Job: Each line that includes "ylabel" counts once; give the total and nothing besides.

--- START OF Supplied records ---

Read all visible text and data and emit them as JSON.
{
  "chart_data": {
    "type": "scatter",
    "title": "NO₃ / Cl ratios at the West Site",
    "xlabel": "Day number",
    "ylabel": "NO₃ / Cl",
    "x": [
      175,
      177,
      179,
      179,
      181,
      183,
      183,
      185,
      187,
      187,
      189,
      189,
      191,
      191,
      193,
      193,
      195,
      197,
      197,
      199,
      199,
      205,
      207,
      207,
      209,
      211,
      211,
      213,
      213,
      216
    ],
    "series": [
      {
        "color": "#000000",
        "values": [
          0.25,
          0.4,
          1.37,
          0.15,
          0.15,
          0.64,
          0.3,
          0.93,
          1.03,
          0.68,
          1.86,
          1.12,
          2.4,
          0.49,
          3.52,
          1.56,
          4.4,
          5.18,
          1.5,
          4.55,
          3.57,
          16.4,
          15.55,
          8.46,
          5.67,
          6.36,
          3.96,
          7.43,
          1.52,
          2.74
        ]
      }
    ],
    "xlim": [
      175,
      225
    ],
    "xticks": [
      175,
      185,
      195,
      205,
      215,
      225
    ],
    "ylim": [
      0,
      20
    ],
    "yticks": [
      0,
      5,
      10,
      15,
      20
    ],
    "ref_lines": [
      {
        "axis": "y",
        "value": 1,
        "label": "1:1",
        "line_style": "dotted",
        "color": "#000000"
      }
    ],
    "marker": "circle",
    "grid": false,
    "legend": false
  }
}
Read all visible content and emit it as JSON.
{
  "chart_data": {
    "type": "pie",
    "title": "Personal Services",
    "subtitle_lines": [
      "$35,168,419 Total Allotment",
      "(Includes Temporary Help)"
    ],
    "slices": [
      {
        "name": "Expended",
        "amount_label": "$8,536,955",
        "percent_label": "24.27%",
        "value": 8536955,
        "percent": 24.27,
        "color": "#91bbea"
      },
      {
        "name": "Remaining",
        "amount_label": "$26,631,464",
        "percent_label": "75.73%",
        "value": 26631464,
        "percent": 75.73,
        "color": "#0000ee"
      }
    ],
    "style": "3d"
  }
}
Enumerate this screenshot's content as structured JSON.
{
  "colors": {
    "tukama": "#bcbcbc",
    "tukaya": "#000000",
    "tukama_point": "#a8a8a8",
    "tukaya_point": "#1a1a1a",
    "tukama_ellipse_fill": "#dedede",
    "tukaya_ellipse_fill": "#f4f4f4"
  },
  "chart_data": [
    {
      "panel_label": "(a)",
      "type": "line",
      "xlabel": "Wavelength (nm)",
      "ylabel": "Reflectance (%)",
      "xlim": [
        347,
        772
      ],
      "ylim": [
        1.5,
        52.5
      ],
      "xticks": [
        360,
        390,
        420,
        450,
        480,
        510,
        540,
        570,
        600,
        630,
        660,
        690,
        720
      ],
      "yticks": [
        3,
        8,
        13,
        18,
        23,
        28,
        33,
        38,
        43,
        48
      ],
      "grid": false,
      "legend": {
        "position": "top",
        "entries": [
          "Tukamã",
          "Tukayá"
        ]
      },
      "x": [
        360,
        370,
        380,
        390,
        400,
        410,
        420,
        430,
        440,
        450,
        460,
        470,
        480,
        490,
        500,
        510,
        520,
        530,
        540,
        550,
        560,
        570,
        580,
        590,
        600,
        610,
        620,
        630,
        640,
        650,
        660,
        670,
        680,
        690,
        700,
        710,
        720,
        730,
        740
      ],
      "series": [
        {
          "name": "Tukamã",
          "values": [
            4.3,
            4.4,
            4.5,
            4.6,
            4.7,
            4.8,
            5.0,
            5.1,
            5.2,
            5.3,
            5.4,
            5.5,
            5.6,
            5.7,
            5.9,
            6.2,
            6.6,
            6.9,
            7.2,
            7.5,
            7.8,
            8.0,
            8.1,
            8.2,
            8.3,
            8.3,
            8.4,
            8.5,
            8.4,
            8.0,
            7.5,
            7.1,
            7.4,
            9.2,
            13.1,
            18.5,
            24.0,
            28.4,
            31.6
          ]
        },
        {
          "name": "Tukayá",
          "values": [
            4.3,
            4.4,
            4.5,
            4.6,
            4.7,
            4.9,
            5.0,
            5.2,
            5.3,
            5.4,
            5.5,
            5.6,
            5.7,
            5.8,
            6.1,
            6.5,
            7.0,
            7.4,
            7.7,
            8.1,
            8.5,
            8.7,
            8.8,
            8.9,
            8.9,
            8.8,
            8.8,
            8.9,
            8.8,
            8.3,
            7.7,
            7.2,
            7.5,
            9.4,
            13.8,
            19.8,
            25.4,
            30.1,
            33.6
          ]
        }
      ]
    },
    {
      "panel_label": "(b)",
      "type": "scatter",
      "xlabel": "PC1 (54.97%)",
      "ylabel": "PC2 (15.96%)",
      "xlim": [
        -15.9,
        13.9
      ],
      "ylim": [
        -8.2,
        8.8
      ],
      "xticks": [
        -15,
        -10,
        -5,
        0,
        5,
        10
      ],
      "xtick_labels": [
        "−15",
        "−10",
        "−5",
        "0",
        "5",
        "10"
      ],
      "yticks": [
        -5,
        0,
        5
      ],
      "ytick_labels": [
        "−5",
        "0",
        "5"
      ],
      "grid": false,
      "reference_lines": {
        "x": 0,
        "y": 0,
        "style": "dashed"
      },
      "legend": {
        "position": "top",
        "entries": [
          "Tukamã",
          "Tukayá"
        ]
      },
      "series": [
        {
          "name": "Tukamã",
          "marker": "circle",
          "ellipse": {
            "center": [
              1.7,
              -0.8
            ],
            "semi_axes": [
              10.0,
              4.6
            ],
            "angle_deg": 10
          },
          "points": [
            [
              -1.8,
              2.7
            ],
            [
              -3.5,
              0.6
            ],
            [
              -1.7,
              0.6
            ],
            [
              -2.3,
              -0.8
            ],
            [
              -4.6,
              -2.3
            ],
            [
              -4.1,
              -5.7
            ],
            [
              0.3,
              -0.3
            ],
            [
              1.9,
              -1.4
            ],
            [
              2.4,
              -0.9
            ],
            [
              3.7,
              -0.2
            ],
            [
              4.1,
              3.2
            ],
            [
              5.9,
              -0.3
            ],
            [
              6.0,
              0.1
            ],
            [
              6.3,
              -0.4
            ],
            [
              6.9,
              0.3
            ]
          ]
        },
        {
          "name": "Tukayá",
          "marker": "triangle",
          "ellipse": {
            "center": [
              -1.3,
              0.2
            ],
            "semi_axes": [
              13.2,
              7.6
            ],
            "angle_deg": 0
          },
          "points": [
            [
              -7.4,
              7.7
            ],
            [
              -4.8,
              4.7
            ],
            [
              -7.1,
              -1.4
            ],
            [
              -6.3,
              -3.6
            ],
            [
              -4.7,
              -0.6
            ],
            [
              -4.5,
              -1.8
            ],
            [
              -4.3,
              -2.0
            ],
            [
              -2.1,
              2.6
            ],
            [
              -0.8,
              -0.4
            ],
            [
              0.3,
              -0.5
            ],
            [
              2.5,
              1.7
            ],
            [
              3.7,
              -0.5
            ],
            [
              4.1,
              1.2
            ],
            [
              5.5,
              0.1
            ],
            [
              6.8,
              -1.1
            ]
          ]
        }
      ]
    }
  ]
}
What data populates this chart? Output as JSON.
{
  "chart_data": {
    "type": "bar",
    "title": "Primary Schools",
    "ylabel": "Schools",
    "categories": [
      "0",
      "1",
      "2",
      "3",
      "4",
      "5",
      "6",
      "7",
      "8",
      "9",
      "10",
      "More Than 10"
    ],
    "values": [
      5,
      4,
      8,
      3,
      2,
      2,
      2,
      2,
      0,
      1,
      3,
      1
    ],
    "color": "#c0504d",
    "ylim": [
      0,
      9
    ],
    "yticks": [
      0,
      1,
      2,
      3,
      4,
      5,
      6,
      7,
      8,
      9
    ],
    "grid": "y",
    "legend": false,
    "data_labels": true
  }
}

--- END OF Supplied records ---

Correct output: 4